#### Exercise objective:
Within the records that follow, find every line containing the string "윈드쉴드사이드몰딩상단". Copy those lines.

[Lines of data]
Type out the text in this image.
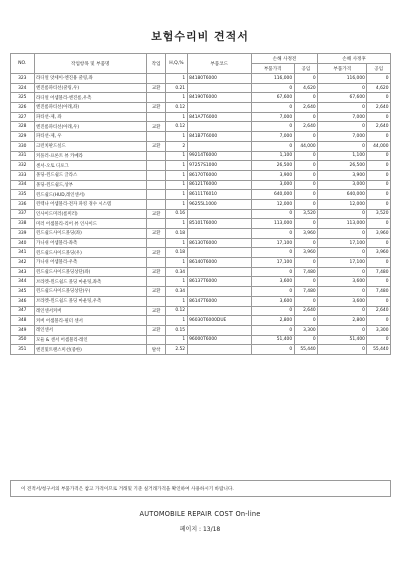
보험수리비 견적서
NO.	작업항목 및 부품명	작업	H,Q,%	부품코드	손해 사정전		손해 사정후	
					부품가격	공임	부품가격	공임
323	라디얼 앗세이-엔진용 쿨링,좌		1	84180T6000	116,000	0	116,000	0
324	엔진룸파티션(쿨링,우)	교환	0.21		0	4,620	0	4,620
325	라디얼 어셈블리-엔진룸,우측		1	84190T6000	67,600	0	67,600	0
326	엔진룸파티션(아래,좌)	교환	0.12		0	2,640	0	2,640
327	파티션-제, 좌		1	841A7T6000	7,000	0	7,000	0
328	엔진룸파티션(아래,우)	교환	0.12		0	2,640	0	2,640
329	파티션-제, 우		1	841B7T6000	7,000	0	7,000	0
330	크런치판드실드	교환	2		0	44,000	0	44,000
331	커플러-프론트 뷰 카메라		1	99214T6000	1,100	0	1,100	0
332	센서-오토 디포그		1	97257S1000	26,500	0	26,500	0
333	몰딩-윈드쉴드 글라스		1	86170T6000	3,900	0	3,900	0
334	몰딩-윈드쉴드,상부		1	86121T6000	3,000	0	3,000	0
335	윈드쉴드(HUD,레인센서)		1	86111T6010	640,000	0	640,000	0
336	윈텍나 어셈블리-전자 파킹 경수 시스템		1	96255L1000	12,000	0	12,000	0
337	인사이드미러(룸미러)	교환	0.16		0	3,520	0	3,520
338	미러 어셈블리-리어 뷰 인사이드		1	85101T6000	113,000	0	113,000	0
339	윈드쉴드사이드몰딩(좌)	교환	0.18		0	3,960	0	3,960
340	가니쉬 어셈블리-좌측		1	86130T6000	17,100	0	17,100	0
341	윈드쉴드사이드몰딩(우)	교환	0.18		0	3,960	0	3,960
342	가니쉬 어셈블리-우측		1	86140T6000	17,100	0	17,100	0
343	윈드쉴드사이드몰딩상단(좌)	교환	0.34		0	7,480	0	7,480
344	브라켓-윈드쉴드 몰딩 마운팅,좌측		1	86137T6000	3,600	0	3,600	0
345	윈드쉴드사이드몰딩상단(우)	교환	0.34		0	7,480	0	7,480
346	브라켓-윈드쉴드 몰딩 마운팅,우측		1	86147T6000	3,600	0	3,600	0
347	레인센서커버	교환	0.12		0	2,640	0	2,640
348	커버 어셈블리-필터 센서		1	96030T6000DUE	2,800	0	2,800	0
349	레인센서	교환	0.15		0	3,300	0	3,300
350	모듈 & 센서 어셈블리-레인		1	96000T6000	51,400	0	51,400	0
351	엔진및트랜스미션(중한)	탈착	2.52		0	55,440	0	55,440
이 견적서/청구서의 부품가격은 참고 가격이므로 거래및 기준 실거래가격을 확인하여 사용하시기 바랍니다.
AUTOMOBILE REPAIR COST On-line
페이지 : 13/18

#### Answer to this problem:
343	윈드쉴드사이드몰딩상단(좌)	교환	0.34		0	7,480	0	7,480
345	윈드쉴드사이드몰딩상단(우)	교환	0.34		0	7,480	0	7,480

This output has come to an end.